## Instruction
Below is a set of records; print all of them exactly as written.

## Recorded information
################
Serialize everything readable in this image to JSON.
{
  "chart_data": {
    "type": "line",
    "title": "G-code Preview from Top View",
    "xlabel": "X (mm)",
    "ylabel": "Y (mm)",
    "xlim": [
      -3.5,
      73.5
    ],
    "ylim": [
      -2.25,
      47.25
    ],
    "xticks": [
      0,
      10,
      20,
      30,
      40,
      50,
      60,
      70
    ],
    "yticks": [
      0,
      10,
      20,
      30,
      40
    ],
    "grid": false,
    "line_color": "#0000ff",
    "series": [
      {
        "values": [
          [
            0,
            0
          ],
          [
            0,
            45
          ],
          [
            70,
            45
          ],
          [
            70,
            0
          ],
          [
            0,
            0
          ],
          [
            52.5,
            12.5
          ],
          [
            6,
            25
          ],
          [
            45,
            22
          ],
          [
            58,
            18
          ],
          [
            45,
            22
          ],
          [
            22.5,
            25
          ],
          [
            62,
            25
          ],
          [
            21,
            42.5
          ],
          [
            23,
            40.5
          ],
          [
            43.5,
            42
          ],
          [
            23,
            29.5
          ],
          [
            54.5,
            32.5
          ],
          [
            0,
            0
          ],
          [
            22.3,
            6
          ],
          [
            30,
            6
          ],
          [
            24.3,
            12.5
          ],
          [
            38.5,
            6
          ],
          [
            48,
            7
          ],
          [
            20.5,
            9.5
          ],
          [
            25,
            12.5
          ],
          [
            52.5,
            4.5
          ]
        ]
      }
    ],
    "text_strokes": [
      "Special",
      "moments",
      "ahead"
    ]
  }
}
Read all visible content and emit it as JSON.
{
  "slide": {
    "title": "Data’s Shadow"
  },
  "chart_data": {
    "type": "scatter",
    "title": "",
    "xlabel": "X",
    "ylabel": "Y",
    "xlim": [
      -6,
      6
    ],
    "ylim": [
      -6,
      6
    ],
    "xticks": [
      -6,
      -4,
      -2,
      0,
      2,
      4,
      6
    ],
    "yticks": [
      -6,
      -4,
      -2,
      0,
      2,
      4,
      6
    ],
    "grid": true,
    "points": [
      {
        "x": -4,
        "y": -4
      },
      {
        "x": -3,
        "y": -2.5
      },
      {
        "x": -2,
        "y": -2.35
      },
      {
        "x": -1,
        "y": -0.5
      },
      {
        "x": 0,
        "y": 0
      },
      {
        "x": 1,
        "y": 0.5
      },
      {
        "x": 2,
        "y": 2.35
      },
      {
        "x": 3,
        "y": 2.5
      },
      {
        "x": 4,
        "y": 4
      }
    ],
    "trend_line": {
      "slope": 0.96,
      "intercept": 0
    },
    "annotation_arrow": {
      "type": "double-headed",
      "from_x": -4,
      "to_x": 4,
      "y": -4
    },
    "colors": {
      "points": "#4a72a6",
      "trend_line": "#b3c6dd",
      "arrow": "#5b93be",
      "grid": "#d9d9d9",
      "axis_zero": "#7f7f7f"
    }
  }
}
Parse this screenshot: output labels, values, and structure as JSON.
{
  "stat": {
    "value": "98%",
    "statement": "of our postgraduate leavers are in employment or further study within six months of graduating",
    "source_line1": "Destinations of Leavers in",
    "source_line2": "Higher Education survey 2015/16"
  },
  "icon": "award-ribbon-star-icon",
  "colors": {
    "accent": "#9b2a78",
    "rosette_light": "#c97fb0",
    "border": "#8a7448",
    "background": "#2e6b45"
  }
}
################
## Task output
Serialize everything readable in this image to JSON.
{
  "chart_data": {
    "type": "line",
    "title": "G-code Preview from Top View",
    "xlabel": "X (mm)",
    "ylabel": "Y (mm)",
    "xlim": [
      -3.5,
      73.5
    ],
    "ylim": [
      -2.25,
      47.25
    ],
    "xticks": [
      0,
      10,
      20,
      30,
      40,
      50,
      60,
      70
    ],
    "yticks": [
      0,
      10,
      20,
      30,
      40
    ],
    "grid": false,
    "line_color": "#0000ff",
    "series": [
      {
        "values": [
          [
            0,
            0
          ],
          [
            0,
            45
          ],
          [
            70,
            45
          ],
          [
            70,
            0
          ],
          [
            0,
            0
          ],
          [
            52.5,
            12.5
          ],
          [
            6,
            25
          ],
          [
            45,
            22
          ],
          [
            58,
            18
          ],
          [
            45,
            22
          ],
          [
            22.5,
            25
          ],
          [
            62,
            25
          ],
          [
            21,
            42.5
          ],
          [
            23,
            40.5
          ],
          [
            43.5,
            42
          ],
          [
            23,
            29.5
          ],
          [
            54.5,
            32.5
          ],
          [
            0,
            0
          ],
          [
            22.3,
            6
          ],
          [
            30,
            6
          ],
          [
            24.3,
            12.5
          ],
          [
            38.5,
            6
          ],
          [
            48,
            7
          ],
          [
            20.5,
            9.5
          ],
          [
            25,
            12.5
          ],
          [
            52.5,
            4.5
          ]
        ]
      }
    ],
    "text_strokes": [
      "Special",
      "moments",
      "ahead"
    ]
  }
}
Read all visible content and emit it as JSON.
{
  "slide": {
    "title": "Data’s Shadow"
  },
  "chart_data": {
    "type": "scatter",
    "title": "",
    "xlabel": "X",
    "ylabel": "Y",
    "xlim": [
      -6,
      6
    ],
    "ylim": [
      -6,
      6
    ],
    "xticks": [
      -6,
      -4,
      -2,
      0,
      2,
      4,
      6
    ],
    "yticks": [
      -6,
      -4,
      -2,
      0,
      2,
      4,
      6
    ],
    "grid": true,
    "points": [
      {
        "x": -4,
        "y": -4
      },
      {
        "x": -3,
        "y": -2.5
      },
      {
        "x": -2,
        "y": -2.35
      },
      {
        "x": -1,
        "y": -0.5
      },
      {
        "x": 0,
        "y": 0
      },
      {
        "x": 1,
        "y": 0.5
      },
      {
        "x": 2,
        "y": 2.35
      },
      {
        "x": 3,
        "y": 2.5
      },
      {
        "x": 4,
        "y": 4
      }
    ],
    "trend_line": {
      "slope": 0.96,
      "intercept": 0
    },
    "annotation_arrow": {
      "type": "double-headed",
      "from_x": -4,
      "to_x": 4,
      "y": -4
    },
    "colors": {
      "points": "#4a72a6",
      "trend_line": "#b3c6dd",
      "arrow": "#5b93be",
      "grid": "#d9d9d9",
      "axis_zero": "#7f7f7f"
    }
  }
}
Parse this screenshot: output labels, values, and structure as JSON.
{
  "stat": {
    "value": "98%",
    "statement": "of our postgraduate leavers are in employment or further study within six months of graduating",
    "source_line1": "Destinations of Leavers in",
    "source_line2": "Higher Education survey 2015/16"
  },
  "icon": "award-ribbon-star-icon",
  "colors": {
    "accent": "#9b2a78",
    "rosette_light": "#c97fb0",
    "border": "#8a7448",
    "background": "#2e6b45"
  }
}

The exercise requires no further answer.